⟨

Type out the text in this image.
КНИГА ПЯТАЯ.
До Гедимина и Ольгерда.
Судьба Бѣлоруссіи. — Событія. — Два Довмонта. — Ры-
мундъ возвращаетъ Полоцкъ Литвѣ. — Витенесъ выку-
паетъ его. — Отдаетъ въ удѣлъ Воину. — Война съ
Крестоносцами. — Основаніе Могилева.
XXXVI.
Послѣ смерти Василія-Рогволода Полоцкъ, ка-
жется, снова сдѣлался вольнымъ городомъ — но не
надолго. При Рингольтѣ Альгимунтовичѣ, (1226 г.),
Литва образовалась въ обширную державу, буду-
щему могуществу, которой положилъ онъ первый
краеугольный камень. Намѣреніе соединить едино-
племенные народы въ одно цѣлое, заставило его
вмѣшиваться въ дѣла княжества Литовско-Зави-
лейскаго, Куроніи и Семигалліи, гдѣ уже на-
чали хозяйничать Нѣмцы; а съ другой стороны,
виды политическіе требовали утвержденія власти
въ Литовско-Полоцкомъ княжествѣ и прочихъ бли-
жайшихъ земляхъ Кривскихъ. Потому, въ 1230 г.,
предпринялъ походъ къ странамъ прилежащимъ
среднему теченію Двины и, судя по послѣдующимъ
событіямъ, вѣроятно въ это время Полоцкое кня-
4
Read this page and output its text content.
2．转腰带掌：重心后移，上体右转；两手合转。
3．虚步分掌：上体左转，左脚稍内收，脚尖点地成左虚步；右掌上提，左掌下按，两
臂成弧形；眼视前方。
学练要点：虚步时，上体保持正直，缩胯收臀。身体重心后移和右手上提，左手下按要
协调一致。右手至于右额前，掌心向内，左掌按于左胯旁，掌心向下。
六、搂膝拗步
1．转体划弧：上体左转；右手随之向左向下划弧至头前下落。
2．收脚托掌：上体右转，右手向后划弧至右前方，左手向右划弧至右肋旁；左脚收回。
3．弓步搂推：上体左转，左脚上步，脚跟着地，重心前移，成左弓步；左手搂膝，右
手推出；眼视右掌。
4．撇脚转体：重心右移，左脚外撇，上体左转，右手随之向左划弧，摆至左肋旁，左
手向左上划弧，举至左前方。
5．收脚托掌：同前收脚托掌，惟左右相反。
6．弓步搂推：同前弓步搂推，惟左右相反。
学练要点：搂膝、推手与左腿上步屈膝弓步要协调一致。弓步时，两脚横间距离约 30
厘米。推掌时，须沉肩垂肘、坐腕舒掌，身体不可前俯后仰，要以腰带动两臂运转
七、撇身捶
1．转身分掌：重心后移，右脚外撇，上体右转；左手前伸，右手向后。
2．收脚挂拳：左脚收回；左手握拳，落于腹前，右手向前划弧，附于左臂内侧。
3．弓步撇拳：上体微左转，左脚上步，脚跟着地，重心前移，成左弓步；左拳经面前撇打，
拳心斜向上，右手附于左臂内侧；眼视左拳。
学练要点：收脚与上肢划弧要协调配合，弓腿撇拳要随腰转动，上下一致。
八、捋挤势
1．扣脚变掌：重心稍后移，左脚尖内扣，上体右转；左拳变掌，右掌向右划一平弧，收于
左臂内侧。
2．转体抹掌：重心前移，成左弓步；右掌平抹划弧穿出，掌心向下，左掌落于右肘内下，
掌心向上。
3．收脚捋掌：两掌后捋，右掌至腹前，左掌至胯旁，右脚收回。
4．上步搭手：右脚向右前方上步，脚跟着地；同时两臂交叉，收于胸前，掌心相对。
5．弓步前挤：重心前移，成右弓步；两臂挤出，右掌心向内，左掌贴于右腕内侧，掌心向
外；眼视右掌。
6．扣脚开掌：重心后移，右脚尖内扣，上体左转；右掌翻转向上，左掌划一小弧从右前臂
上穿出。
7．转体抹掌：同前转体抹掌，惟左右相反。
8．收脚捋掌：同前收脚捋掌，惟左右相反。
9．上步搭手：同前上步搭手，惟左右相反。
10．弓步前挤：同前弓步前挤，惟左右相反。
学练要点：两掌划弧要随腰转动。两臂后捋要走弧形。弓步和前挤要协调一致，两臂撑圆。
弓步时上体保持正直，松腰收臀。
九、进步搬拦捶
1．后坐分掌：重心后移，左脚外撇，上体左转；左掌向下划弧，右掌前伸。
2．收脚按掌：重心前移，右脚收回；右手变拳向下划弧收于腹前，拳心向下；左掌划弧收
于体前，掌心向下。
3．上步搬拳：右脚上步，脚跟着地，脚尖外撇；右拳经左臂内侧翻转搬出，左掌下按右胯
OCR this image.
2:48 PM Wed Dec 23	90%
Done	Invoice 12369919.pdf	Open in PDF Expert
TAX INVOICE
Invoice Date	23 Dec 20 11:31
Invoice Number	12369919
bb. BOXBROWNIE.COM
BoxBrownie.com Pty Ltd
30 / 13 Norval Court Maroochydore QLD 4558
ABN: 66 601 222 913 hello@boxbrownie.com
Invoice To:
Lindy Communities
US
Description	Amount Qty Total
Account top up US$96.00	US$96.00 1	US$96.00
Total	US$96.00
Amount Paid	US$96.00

⟩

## What the exercise asks
Pull out all lines from the listing that contain the string "上体左转".

## Output for this exercise
3．虚步分掌：上体左转，左脚稍内收，脚尖点地成左虚步；右掌上提，左掌下按，两
1．转体划弧：上体左转；右手随之向左向下划弧至头前下落。
3．弓步搂推：上体左转，左脚上步，脚跟着地，重心前移，成左弓步；左手搂膝，右
4．撇脚转体：重心右移，左脚外撇，上体左转，右手随之向左划弧，摆至左肋旁，左
6．扣脚开掌：重心后移，右脚尖内扣，上体左转；右掌翻转向上，左掌划一小弧从右前臂
1．后坐分掌：重心后移，左脚外撇，上体左转；左掌向下划弧，右掌前伸。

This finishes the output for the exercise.